[Data records]
______________________________

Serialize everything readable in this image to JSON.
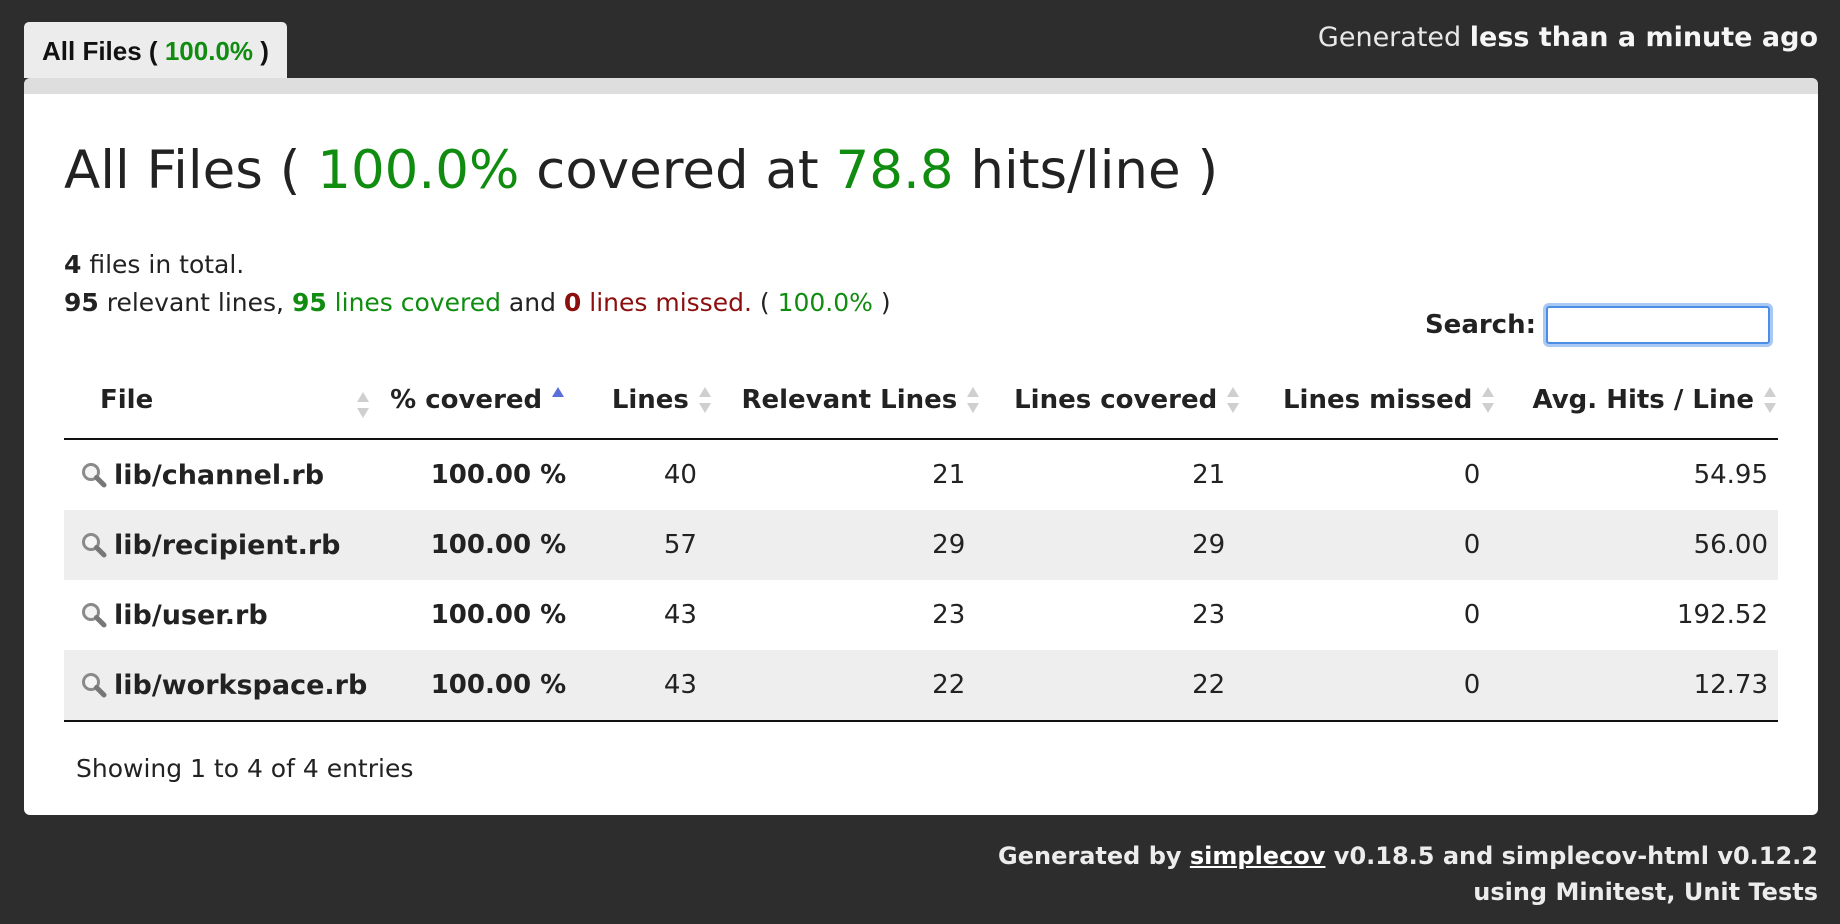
{
  "tab": {
    "label_prefix": "All Files ( ",
    "percent": "100.0%",
    "label_suffix": " )"
  },
  "timestamp": {
    "prefix": "Generated ",
    "value": "less than a minute ago"
  },
  "title": {
    "prefix": "All Files ( ",
    "percent": "100.0%",
    "middle": " covered at ",
    "hits": "78.8",
    "suffix": " hits/line )"
  },
  "summary": {
    "files_count": "4",
    "files_text": " files in total.",
    "relevant_count": "95",
    "relevant_text": " relevant lines, ",
    "covered_count": "95",
    "covered_text": " lines covered",
    "and_text": " and ",
    "missed_count": "0",
    "missed_text": " lines missed.",
    "percent_open": " ( ",
    "percent": "100.0%",
    "percent_close": " )"
  },
  "search": {
    "label": "Search:",
    "value": "",
    "placeholder": ""
  },
  "table": {
    "headers": [
      "File",
      "% covered",
      "Lines",
      "Relevant Lines",
      "Lines covered",
      "Lines missed",
      "Avg. Hits / Line"
    ],
    "rows": [
      {
        "file": "lib/channel.rb",
        "covered": "100.00 %",
        "lines": "40",
        "relevant": "21",
        "lines_covered": "21",
        "missed": "0",
        "avg_hits": "54.95"
      },
      {
        "file": "lib/recipient.rb",
        "covered": "100.00 %",
        "lines": "57",
        "relevant": "29",
        "lines_covered": "29",
        "missed": "0",
        "avg_hits": "56.00"
      },
      {
        "file": "lib/user.rb",
        "covered": "100.00 %",
        "lines": "43",
        "relevant": "23",
        "lines_covered": "23",
        "missed": "0",
        "avg_hits": "192.52"
      },
      {
        "file": "lib/workspace.rb",
        "covered": "100.00 %",
        "lines": "43",
        "relevant": "22",
        "lines_covered": "22",
        "missed": "0",
        "avg_hits": "12.73"
      }
    ]
  },
  "entries": "Showing 1 to 4 of 4 entries",
  "footer": {
    "generated_by": "Generated by ",
    "link": "simplecov",
    "versions": " v0.18.5 and simplecov-html v0.12.2",
    "line2": "using Minitest, Unit Tests"
  },
  "colors": {
    "covered_green": "#108d10",
    "missed_red": "#8b0f0f",
    "background": "#2d2d2d",
    "row_alt": "#eeeeee"
  }
}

______________________________

▸ **Instructions to follow**
From the entries above, output every line exactly and omit any image.

▸ **The result**
Serialize everything readable in this image to JSON.
{
  "tab": {
    "label_prefix": "All Files ( ",
    "percent": "100.0%",
    "label_suffix": " )"
  },
  "timestamp": {
    "prefix": "Generated ",
    "value": "less than a minute ago"
  },
  "title": {
    "prefix": "All Files ( ",
    "percent": "100.0%",
    "middle": " covered at ",
    "hits": "78.8",
    "suffix": " hits/line )"
  },
  "summary": {
    "files_count": "4",
    "files_text": " files in total.",
    "relevant_count": "95",
    "relevant_text": " relevant lines, ",
    "covered_count": "95",
    "covered_text": " lines covered",
    "and_text": " and ",
    "missed_count": "0",
    "missed_text": " lines missed.",
    "percent_open": " ( ",
    "percent": "100.0%",
    "percent_close": " )"
  },
  "search": {
    "label": "Search:",
    "value": "",
    "placeholder": ""
  },
  "table": {
    "headers": [
      "File",
      "% covered",
      "Lines",
      "Relevant Lines",
      "Lines covered",
      "Lines missed",
      "Avg. Hits / Line"
    ],
    "rows": [
      {
        "file": "lib/channel.rb",
        "covered": "100.00 %",
        "lines": "40",
        "relevant": "21",
        "lines_covered": "21",
        "missed": "0",
        "avg_hits": "54.95"
      },
      {
        "file": "lib/recipient.rb",
        "covered": "100.00 %",
        "lines": "57",
        "relevant": "29",
        "lines_covered": "29",
        "missed": "0",
        "avg_hits": "56.00"
      },
      {
        "file": "lib/user.rb",
        "covered": "100.00 %",
        "lines": "43",
        "relevant": "23",
        "lines_covered": "23",
        "missed": "0",
        "avg_hits": "192.52"
      },
      {
        "file": "lib/workspace.rb",
        "covered": "100.00 %",
        "lines": "43",
        "relevant": "22",
        "lines_covered": "22",
        "missed": "0",
        "avg_hits": "12.73"
      }
    ]
  },
  "entries": "Showing 1 to 4 of 4 entries",
  "footer": {
    "generated_by": "Generated by ",
    "link": "simplecov",
    "versions": " v0.18.5 and simplecov-html v0.12.2",
    "line2": "using Minitest, Unit Tests"
  },
  "colors": {
    "covered_green": "#108d10",
    "missed_red": "#8b0f0f",
    "background": "#2d2d2d",
    "row_alt": "#eeeeee"
  }
}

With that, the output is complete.